Figure data in JSON:
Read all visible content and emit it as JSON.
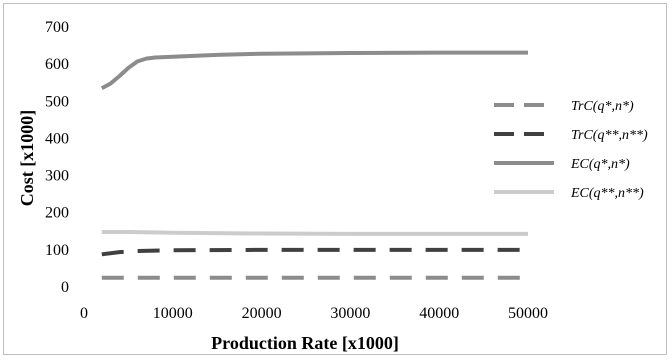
{
  "chart_data": {
    "type": "line",
    "xlabel": "Production Rate [x1000]",
    "ylabel": "Cost [x1000]",
    "xlim": [
      0,
      50000
    ],
    "ylim": [
      0,
      700
    ],
    "xticks": [
      0,
      10000,
      20000,
      30000,
      40000,
      50000
    ],
    "yticks": [
      0,
      100,
      200,
      300,
      400,
      500,
      600,
      700
    ],
    "grid": false,
    "legend_position": "right",
    "series": [
      {
        "name": "TrC(q*,n*)",
        "color": "#8c8c8c",
        "dash": "dashed",
        "x": [
          2000,
          10000,
          20000,
          30000,
          40000,
          50000
        ],
        "y": [
          25,
          25,
          25,
          25,
          25,
          25
        ]
      },
      {
        "name": "TrC(q**,n**)",
        "color": "#404040",
        "dash": "dashed",
        "x": [
          2000,
          4000,
          6000,
          8000,
          10000,
          20000,
          30000,
          40000,
          50000
        ],
        "y": [
          88,
          94,
          97,
          98,
          99,
          100,
          100,
          100,
          100
        ]
      },
      {
        "name": "EC(q*,n*)",
        "color": "#8c8c8c",
        "dash": "solid",
        "x": [
          2000,
          3000,
          4000,
          5000,
          6000,
          7000,
          8000,
          10000,
          15000,
          20000,
          30000,
          40000,
          50000
        ],
        "y": [
          535,
          548,
          568,
          590,
          607,
          615,
          618,
          620,
          625,
          628,
          630,
          631,
          631
        ]
      },
      {
        "name": "EC(q**,n**)",
        "color": "#cccccc",
        "dash": "solid",
        "x": [
          2000,
          5000,
          10000,
          20000,
          30000,
          40000,
          50000
        ],
        "y": [
          148,
          148,
          146,
          144,
          143,
          143,
          143
        ]
      }
    ]
  }
}
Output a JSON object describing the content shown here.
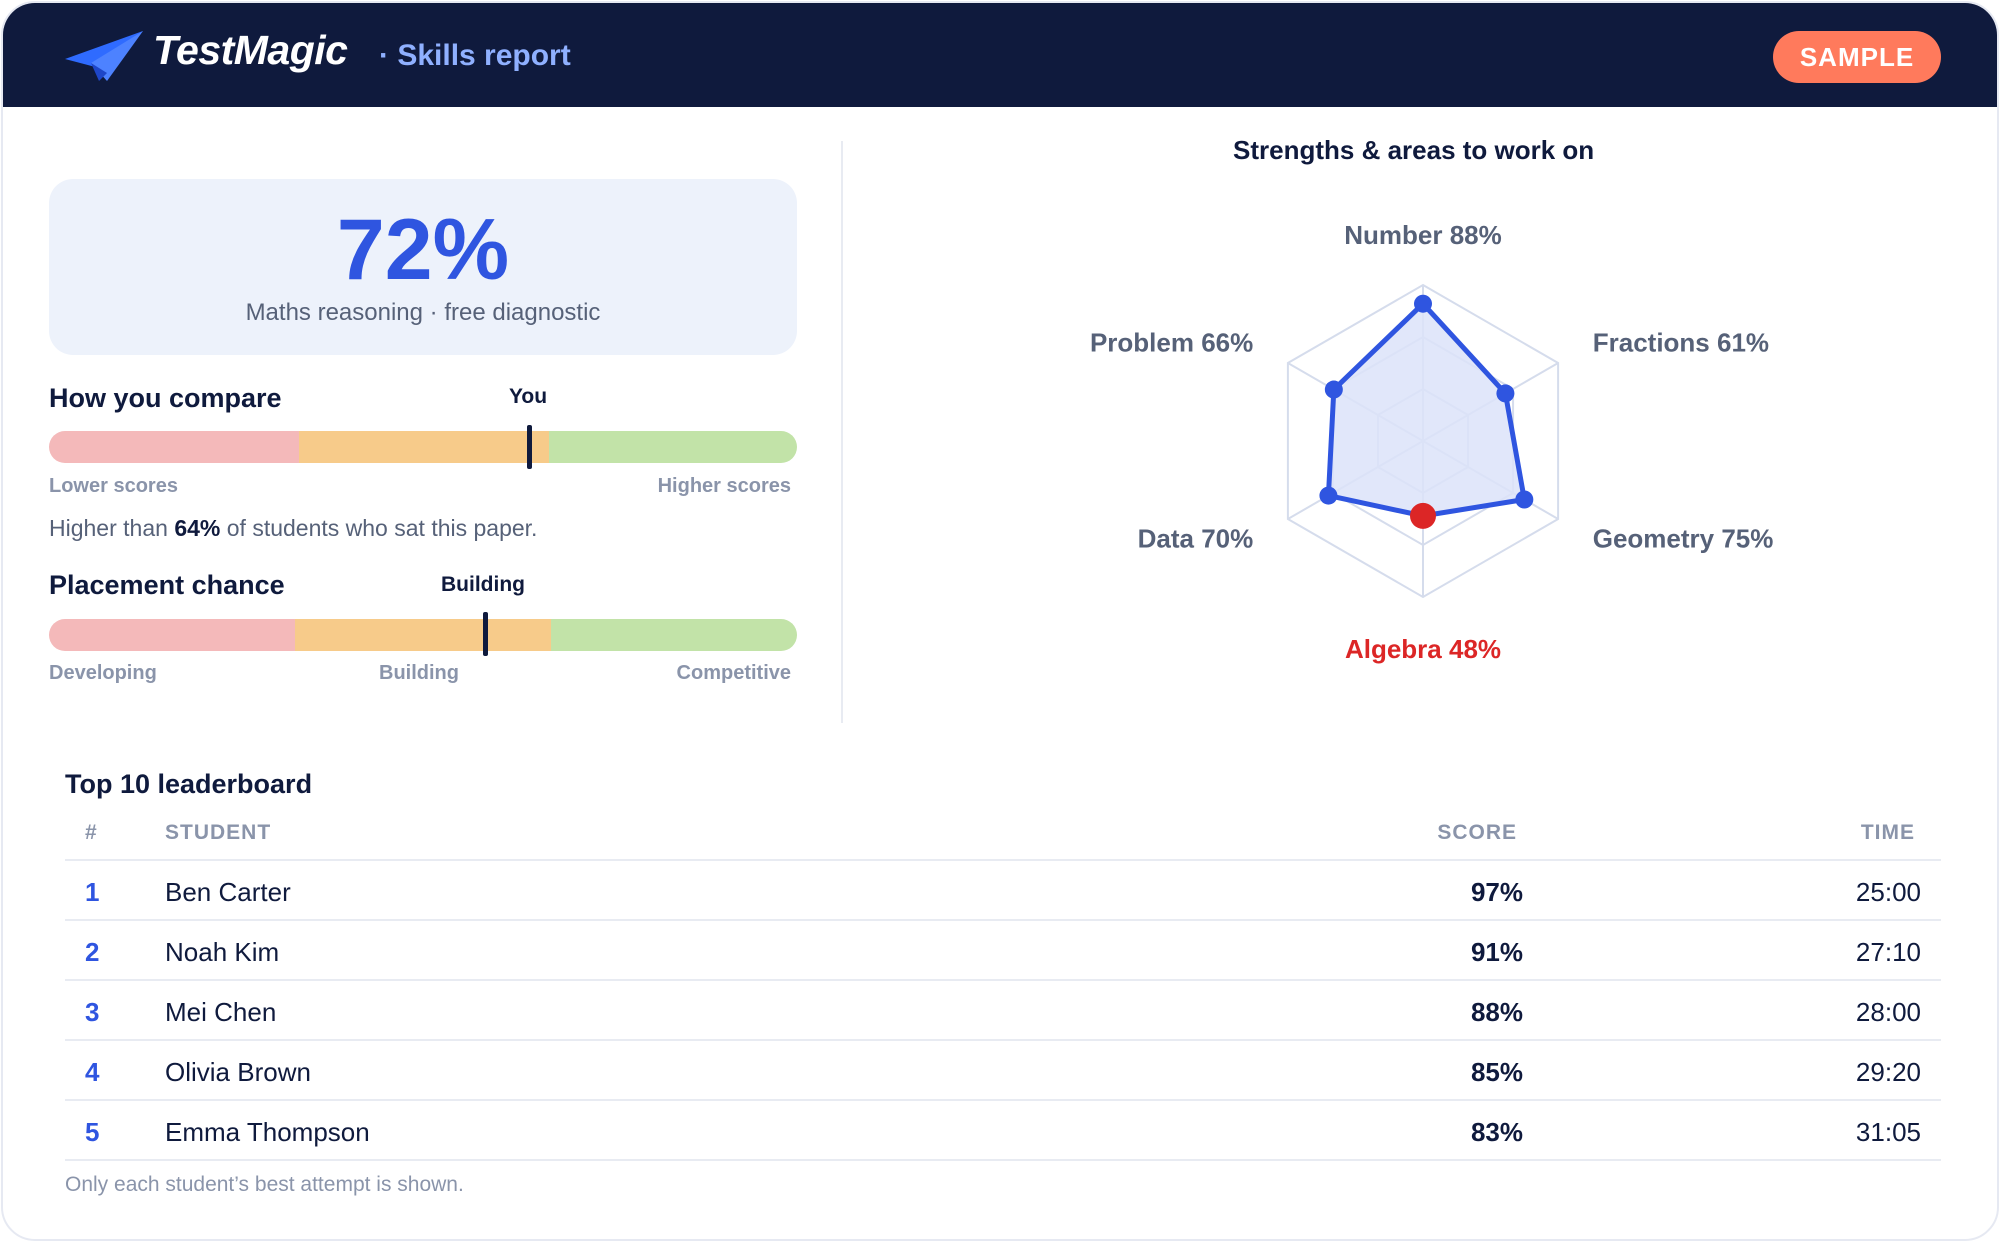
{
  "header": {
    "brand": "TestMagic",
    "subtitle": "· Skills report",
    "badge": "SAMPLE"
  },
  "score": {
    "value": "72%",
    "label": "Maths reasoning · free diagnostic"
  },
  "compare": {
    "title": "How you compare",
    "marker_label": "You",
    "marker_percent": 64,
    "left_label": "Lower scores",
    "right_label": "Higher scores",
    "text_prefix": "Higher than ",
    "text_value": "64%",
    "text_suffix": " of students who sat this paper."
  },
  "placement": {
    "title": "Placement chance",
    "marker_label": "Building",
    "labels": [
      "Developing",
      "Building",
      "Competitive"
    ]
  },
  "radar": {
    "title": "Strengths & areas to work on",
    "axes": [
      {
        "label": "Number 88%",
        "value": 88
      },
      {
        "label": "Fractions 61%",
        "value": 61
      },
      {
        "label": "Geometry 75%",
        "value": 75
      },
      {
        "label": "Algebra 48%",
        "value": 48,
        "weakest": true
      },
      {
        "label": "Data 70%",
        "value": 70
      },
      {
        "label": "Problem 66%",
        "value": 66
      }
    ],
    "colors": {
      "line": "#2f55e0",
      "fill": "#dce3f9",
      "weak": "#dc2626",
      "grid": "#d5dcec"
    }
  },
  "leaderboard": {
    "title": "Top 10 leaderboard",
    "headers": {
      "rank": "#",
      "student": "STUDENT",
      "score": "SCORE",
      "time": "TIME"
    },
    "rows": [
      {
        "rank": "1",
        "name": "Ben Carter",
        "score": "97%",
        "time": "25:00"
      },
      {
        "rank": "2",
        "name": "Noah Kim",
        "score": "91%",
        "time": "27:10"
      },
      {
        "rank": "3",
        "name": "Mei Chen",
        "score": "88%",
        "time": "28:00"
      },
      {
        "rank": "4",
        "name": "Olivia Brown",
        "score": "85%",
        "time": "29:20"
      },
      {
        "rank": "5",
        "name": "Emma Thompson",
        "score": "83%",
        "time": "31:05"
      }
    ],
    "footnote": "Only each student’s best attempt is shown."
  }
}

What to produce: Copy every entry exactly as written. Pictures are excluded.

Solution for this exercise:
Read all visible content and emit it as JSON.
{
  "chart_data": {
    "type": "line",
    "xlabel": "Production Rate [x1000]",
    "ylabel": "Cost [x1000]",
    "xlim": [
      0,
      50000
    ],
    "ylim": [
      0,
      700
    ],
    "xticks": [
      0,
      10000,
      20000,
      30000,
      40000,
      50000
    ],
    "yticks": [
      0,
      100,
      200,
      300,
      400,
      500,
      600,
      700
    ],
    "grid": false,
    "legend_position": "right",
    "series": [
      {
        "name": "TrC(q*,n*)",
        "color": "#8c8c8c",
        "dash": "dashed",
        "x": [
          2000,
          10000,
          20000,
          30000,
          40000,
          50000
        ],
        "y": [
          25,
          25,
          25,
          25,
          25,
          25
        ]
      },
      {
        "name": "TrC(q**,n**)",
        "color": "#404040",
        "dash": "dashed",
        "x": [
          2000,
          4000,
          6000,
          8000,
          10000,
          20000,
          30000,
          40000,
          50000
        ],
        "y": [
          88,
          94,
          97,
          98,
          99,
          100,
          100,
          100,
          100
        ]
      },
      {
        "name": "EC(q*,n*)",
        "color": "#8c8c8c",
        "dash": "solid",
        "x": [
          2000,
          3000,
          4000,
          5000,
          6000,
          7000,
          8000,
          10000,
          15000,
          20000,
          30000,
          40000,
          50000
        ],
        "y": [
          535,
          548,
          568,
          590,
          607,
          615,
          618,
          620,
          625,
          628,
          630,
          631,
          631
        ]
      },
      {
        "name": "EC(q**,n**)",
        "color": "#cccccc",
        "dash": "solid",
        "x": [
          2000,
          5000,
          10000,
          20000,
          30000,
          40000,
          50000
        ],
        "y": [
          148,
          148,
          146,
          144,
          143,
          143,
          143
        ]
      }
    ]
  }
}
Output a JSON object describing the content shown here.
{
  "header": {
    "brand": "TestMagic",
    "subtitle": "· Skills report",
    "badge": "SAMPLE"
  },
  "score": {
    "value": "72%",
    "label": "Maths reasoning · free diagnostic"
  },
  "compare": {
    "title": "How you compare",
    "marker_label": "You",
    "marker_percent": 64,
    "left_label": "Lower scores",
    "right_label": "Higher scores",
    "text_prefix": "Higher than ",
    "text_value": "64%",
    "text_suffix": " of students who sat this paper."
  },
  "placement": {
    "title": "Placement chance",
    "marker_label": "Building",
    "labels": [
      "Developing",
      "Building",
      "Competitive"
    ]
  },
  "radar": {
    "title": "Strengths & areas to work on",
    "axes": [
      {
        "label": "Number 88%",
        "value": 88
      },
      {
        "label": "Fractions 61%",
        "value": 61
      },
      {
        "label": "Geometry 75%",
        "value": 75
      },
      {
        "label": "Algebra 48%",
        "value": 48,
        "weakest": true
      },
      {
        "label": "Data 70%",
        "value": 70
      },
      {
        "label": "Problem 66%",
        "value": 66
      }
    ],
    "colors": {
      "line": "#2f55e0",
      "fill": "#dce3f9",
      "weak": "#dc2626",
      "grid": "#d5dcec"
    }
  },
  "leaderboard": {
    "title": "Top 10 leaderboard",
    "headers": {
      "rank": "#",
      "student": "STUDENT",
      "score": "SCORE",
      "time": "TIME"
    },
    "rows": [
      {
        "rank": "1",
        "name": "Ben Carter",
        "score": "97%",
        "time": "25:00"
      },
      {
        "rank": "2",
        "name": "Noah Kim",
        "score": "91%",
        "time": "27:10"
      },
      {
        "rank": "3",
        "name": "Mei Chen",
        "score": "88%",
        "time": "28:00"
      },
      {
        "rank": "4",
        "name": "Olivia Brown",
        "score": "85%",
        "time": "29:20"
      },
      {
        "rank": "5",
        "name": "Emma Thompson",
        "score": "83%",
        "time": "31:05"
      }
    ],
    "footnote": "Only each student’s best attempt is shown."
  }
}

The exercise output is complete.